Task prompt:
Spot each line that carries the word "уведомление"; copy those lines.

* START Recorded data *

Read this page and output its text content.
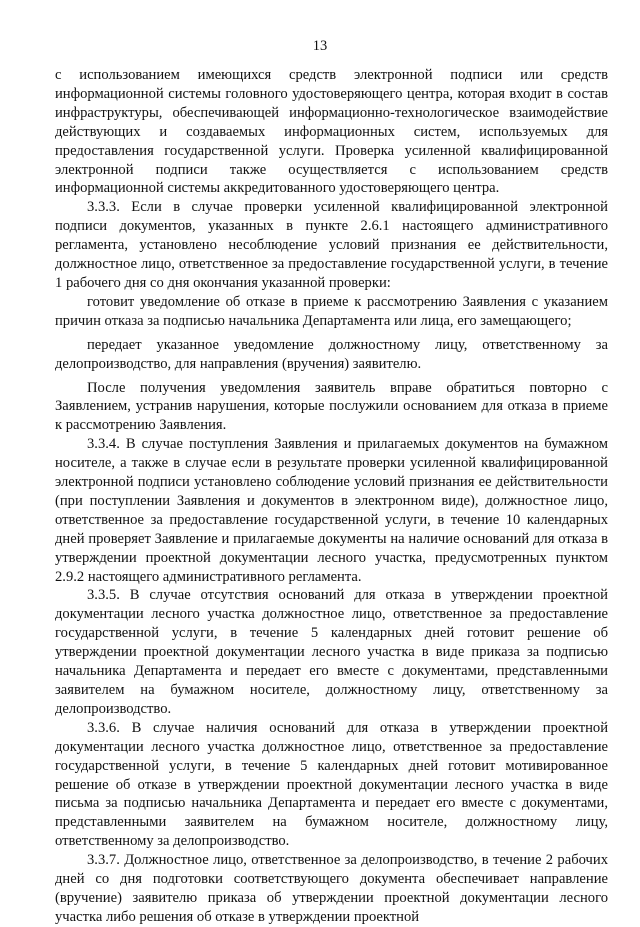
13

с использованием имеющихся средств электронной подписи или средств информационной системы головного удостоверяющего центра, которая входит в состав инфраструктуры, обеспечивающей информационно-технологическое взаимодействие действующих и создаваемых информационных систем, используемых для предоставления государственной услуги. Проверка усиленной квалифицированной электронной подписи также осуществляется с использованием средств информационной системы аккредитованного удостоверяющего центра.

3.3.3. Если в случае проверки усиленной квалифицированной электронной подписи документов, указанных в пункте 2.6.1 настоящего административного регламента, установлено несоблюдение условий признания ее действительности, должностное лицо, ответственное за предоставление государственной услуги, в течение 1 рабочего дня со дня окончания указанной проверки:

готовит уведомление об отказе в приеме к рассмотрению Заявления с указанием причин отказа за подписью начальника Департамента или лица, его замещающего;

передает указанное уведомление должностному лицу, ответственному за делопроизводство, для направления (вручения) заявителю.

После получения уведомления заявитель вправе обратиться повторно с Заявлением, устранив нарушения, которые послужили основанием для отказа в приеме к рассмотрению Заявления.

3.3.4. В случае поступления Заявления и прилагаемых документов на бумажном носителе, а также в случае если в результате проверки усиленной квалифицированной электронной подписи установлено соблюдение условий признания ее действительности (при поступлении Заявления и документов в электронном виде), должностное лицо, ответственное за предоставление государственной услуги, в течение 10 календарных дней проверяет Заявление и прилагаемые документы на наличие оснований для отказа в утверждении проектной документации лесного участка, предусмотренных пунктом 2.9.2 настоящего административного регламента.

3.3.5. В случае отсутствия оснований для отказа в утверждении проектной документации лесного участка должностное лицо, ответственное за предоставление государственной услуги, в течение 5 календарных дней готовит решение об утверждении проектной документации лесного участка в виде приказа за подписью начальника Департамента и передает его вместе с документами, представленными заявителем на бумажном носителе, должностному лицу, ответственному за делопроизводство.

3.3.6. В случае наличия оснований для отказа в утверждении проектной документации лесного участка должностное лицо, ответственное за предоставление государственной услуги, в течение 5 календарных дней готовит мотивированное решение об отказе в утверждении проектной документации лесного участка в виде письма за подписью начальника Департамента и передает его вместе с документами, представленными заявителем на бумажном носителе, должностному лицу, ответственному за делопроизводство.

3.3.7. Должностное лицо, ответственное за делопроизводство, в течение 2 рабочих дней со дня подготовки соответствующего документа обеспечивает направление (вручение) заявителю приказа об утверждении проектной документации лесного участка либо решения об отказе в утверждении проектной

* END Recorded data *

Written solution:
готовит уведомление об отказе в приеме к рассмотрению Заявления с указанием причин отказа за подписью начальника Департамента или лица, его замещающего;
передает указанное уведомление должностному лицу, ответственному за делопроизводство, для направления (вручения) заявителю.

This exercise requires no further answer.